# Record list
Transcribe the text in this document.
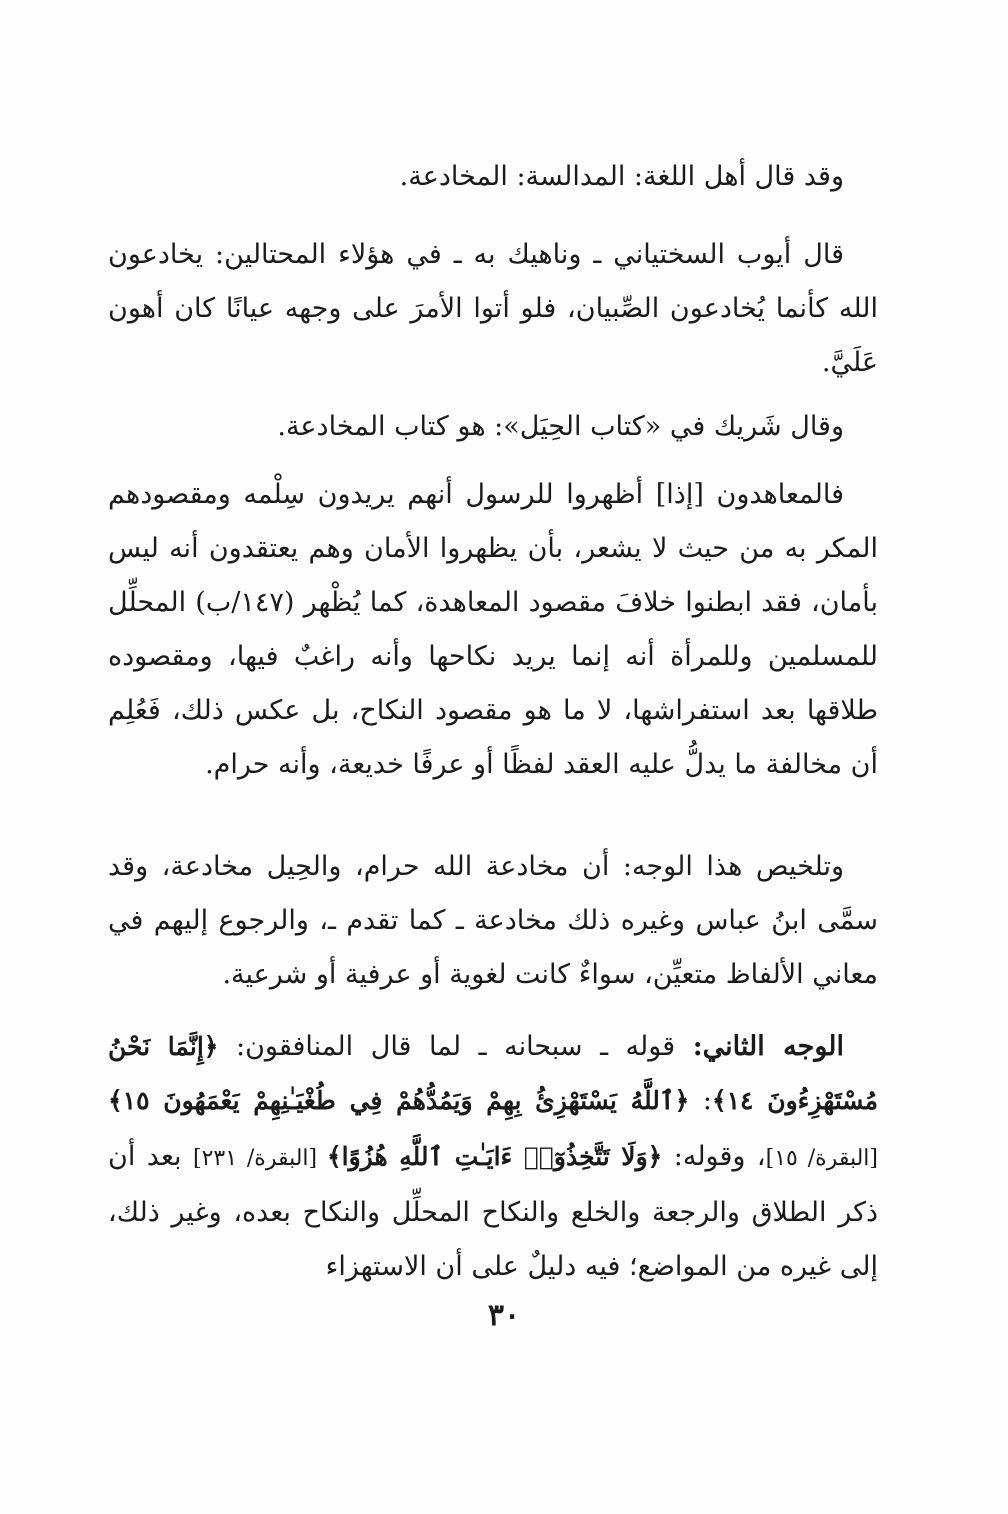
وقد قال أهل اللغة: المدالسة: المخادعة.

قال أيوب السختياني ـ وناهيك به ـ في هؤلاء المحتالين: يخادعون الله كأنما يُخادعون الصِّبيان، فلو أتوا الأمرَ على وجهه عيانًا كان أهون عَلَيَّ.

وقال شَريك في «كتاب الحِيَل»: هو كتاب المخادعة.

فالمعاهدون [إذا] أظهروا للرسول أنهم يريدون سِلْمه ومقصودهم المكر به من حيث لا يشعر، بأن يظهروا الأمان وهم يعتقدون أنه ليس بأمان، فقد ابطنوا خلافَ مقصود المعاهدة، كما يُظْهر (١٤٧/ب) المحلِّل للمسلمين وللمرأة أنه إنما يريد نكاحها وأنه راغبٌ فيها، ومقصوده طلاقها بعد استفراشها، لا ما هو مقصود النكاح، بل عكس ذلك، فَعُلِم أن مخالفة ما يدلُّ عليه العقد لفظًا أو عرفًا خديعة، وأنه حرام.

وتلخيص هذا الوجه: أن مخادعة الله حرام، والحِيل مخادعة، وقد سمَّى ابنُ عباس وغيره ذلك مخادعة ـ كما تقدم ـ، والرجوع إليهم في معاني الألفاظ متعيِّن، سواءٌ كانت لغوية أو عرفية أو شرعية.

الوجه الثاني: قوله ـ سبحانه ـ لما قال المنافقون: ﴿إِنَّمَا نَحْنُ مُسْتَهْزِءُونَ ١٤﴾: ﴿ٱللَّهُ يَسْتَهْزِئُ بِهِمْ وَيَمُدُّهُمْ فِي طُغْيَـٰنِهِمْ يَعْمَهُونَ ١٥﴾ [البقرة/ ١٥]، وقوله: ﴿وَلَا تَتَّخِذُوٓا۟ ءَايَـٰتِ ٱللَّهِ هُزُوًا﴾ [البقرة/ ٢٣١] بعد أن ذكر الطلاق والرجعة والخلع والنكاح المحلِّل والنكاح بعده، وغير ذلك، إلى غيره من المواضع؛ فيه دليلٌ على أن الاستهزاء

٣٠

# Description of the task
Tally the lines of the listing in which the word "الله" occurs, and state the total alone.

# Result of the task
2